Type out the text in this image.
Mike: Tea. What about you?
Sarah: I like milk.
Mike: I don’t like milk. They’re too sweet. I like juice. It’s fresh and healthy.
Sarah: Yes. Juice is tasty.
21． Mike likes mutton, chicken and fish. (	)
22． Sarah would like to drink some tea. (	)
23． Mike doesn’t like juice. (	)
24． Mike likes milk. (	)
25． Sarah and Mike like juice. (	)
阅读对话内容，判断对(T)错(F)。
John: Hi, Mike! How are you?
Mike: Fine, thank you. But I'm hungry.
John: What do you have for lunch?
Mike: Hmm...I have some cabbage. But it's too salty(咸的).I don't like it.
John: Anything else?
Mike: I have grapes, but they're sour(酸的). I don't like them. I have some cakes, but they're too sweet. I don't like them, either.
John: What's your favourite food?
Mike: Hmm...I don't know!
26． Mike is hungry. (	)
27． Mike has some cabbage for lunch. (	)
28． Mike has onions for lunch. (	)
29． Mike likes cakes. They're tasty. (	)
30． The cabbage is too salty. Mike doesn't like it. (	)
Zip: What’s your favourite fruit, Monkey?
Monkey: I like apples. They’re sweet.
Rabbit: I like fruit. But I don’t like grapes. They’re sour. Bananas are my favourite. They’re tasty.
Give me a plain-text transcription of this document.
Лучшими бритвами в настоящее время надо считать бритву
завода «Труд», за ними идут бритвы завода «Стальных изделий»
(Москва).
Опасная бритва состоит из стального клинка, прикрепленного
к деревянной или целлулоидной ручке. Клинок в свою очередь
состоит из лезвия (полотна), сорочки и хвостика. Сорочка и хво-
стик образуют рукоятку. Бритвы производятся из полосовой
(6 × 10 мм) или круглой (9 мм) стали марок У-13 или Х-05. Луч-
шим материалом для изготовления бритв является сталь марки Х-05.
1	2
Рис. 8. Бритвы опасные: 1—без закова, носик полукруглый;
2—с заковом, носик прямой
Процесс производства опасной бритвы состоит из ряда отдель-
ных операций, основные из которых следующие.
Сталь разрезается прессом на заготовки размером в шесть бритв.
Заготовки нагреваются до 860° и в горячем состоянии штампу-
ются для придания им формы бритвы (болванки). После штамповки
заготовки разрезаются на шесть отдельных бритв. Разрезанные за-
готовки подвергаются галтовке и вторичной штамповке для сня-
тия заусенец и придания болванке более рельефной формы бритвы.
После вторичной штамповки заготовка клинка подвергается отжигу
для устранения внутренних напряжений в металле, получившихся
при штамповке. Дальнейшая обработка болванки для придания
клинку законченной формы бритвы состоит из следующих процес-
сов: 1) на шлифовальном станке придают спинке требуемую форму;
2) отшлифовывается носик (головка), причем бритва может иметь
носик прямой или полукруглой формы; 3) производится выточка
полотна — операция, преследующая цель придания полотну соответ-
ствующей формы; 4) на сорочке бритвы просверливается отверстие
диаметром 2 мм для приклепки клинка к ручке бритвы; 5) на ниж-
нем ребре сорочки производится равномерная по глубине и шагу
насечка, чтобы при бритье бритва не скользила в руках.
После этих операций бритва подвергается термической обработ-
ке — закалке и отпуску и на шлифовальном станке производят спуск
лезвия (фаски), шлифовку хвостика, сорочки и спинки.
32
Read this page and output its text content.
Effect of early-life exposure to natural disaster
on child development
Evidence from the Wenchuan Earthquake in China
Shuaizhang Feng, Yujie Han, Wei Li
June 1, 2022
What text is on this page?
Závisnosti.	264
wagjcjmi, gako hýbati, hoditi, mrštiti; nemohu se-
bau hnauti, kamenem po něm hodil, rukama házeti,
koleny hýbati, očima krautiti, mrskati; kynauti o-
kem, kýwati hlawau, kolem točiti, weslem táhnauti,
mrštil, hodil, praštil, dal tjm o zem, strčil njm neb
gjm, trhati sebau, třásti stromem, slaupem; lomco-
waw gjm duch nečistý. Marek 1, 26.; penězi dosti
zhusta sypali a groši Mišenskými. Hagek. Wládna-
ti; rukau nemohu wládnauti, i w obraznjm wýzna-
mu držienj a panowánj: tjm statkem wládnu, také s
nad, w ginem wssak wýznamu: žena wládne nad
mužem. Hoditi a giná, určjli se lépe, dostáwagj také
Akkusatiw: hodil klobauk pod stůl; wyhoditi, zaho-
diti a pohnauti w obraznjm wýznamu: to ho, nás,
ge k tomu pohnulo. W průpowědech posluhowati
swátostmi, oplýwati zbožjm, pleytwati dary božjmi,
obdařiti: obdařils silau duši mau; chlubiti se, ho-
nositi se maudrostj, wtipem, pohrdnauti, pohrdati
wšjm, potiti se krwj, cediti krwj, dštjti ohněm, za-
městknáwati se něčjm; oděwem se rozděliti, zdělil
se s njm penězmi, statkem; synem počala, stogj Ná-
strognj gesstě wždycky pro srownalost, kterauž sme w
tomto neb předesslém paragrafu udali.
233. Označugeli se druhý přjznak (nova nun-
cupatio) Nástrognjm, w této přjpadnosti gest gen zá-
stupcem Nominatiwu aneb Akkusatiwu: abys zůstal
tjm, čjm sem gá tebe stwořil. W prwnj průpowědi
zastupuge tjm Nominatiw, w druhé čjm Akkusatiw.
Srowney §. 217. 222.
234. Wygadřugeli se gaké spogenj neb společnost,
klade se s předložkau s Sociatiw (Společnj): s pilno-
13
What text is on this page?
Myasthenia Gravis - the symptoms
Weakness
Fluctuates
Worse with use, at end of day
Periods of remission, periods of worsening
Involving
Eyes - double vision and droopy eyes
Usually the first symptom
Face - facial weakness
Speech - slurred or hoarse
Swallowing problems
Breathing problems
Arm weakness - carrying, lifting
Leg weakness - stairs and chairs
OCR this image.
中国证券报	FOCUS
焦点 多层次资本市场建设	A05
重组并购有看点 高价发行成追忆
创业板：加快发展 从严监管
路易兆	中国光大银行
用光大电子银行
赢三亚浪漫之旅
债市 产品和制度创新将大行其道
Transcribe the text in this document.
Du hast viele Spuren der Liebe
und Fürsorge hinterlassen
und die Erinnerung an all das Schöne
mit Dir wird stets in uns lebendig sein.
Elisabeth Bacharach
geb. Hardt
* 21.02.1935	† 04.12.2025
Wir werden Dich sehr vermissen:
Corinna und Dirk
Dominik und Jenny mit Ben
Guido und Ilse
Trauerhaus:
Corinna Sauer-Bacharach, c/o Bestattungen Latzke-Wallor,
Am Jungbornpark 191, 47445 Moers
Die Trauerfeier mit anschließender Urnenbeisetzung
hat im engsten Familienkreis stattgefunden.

━━━

### STATED TASK
Scan the entries above for the word "ручке" and collect each line holding it.

### SOLUTION FOR THIS EXERCISE
к деревянной или целлулоидной ручке. Клинок в свою очередь
диаметром 2 мм для приклепки клинка к ручке бритвы; 5) на ниж-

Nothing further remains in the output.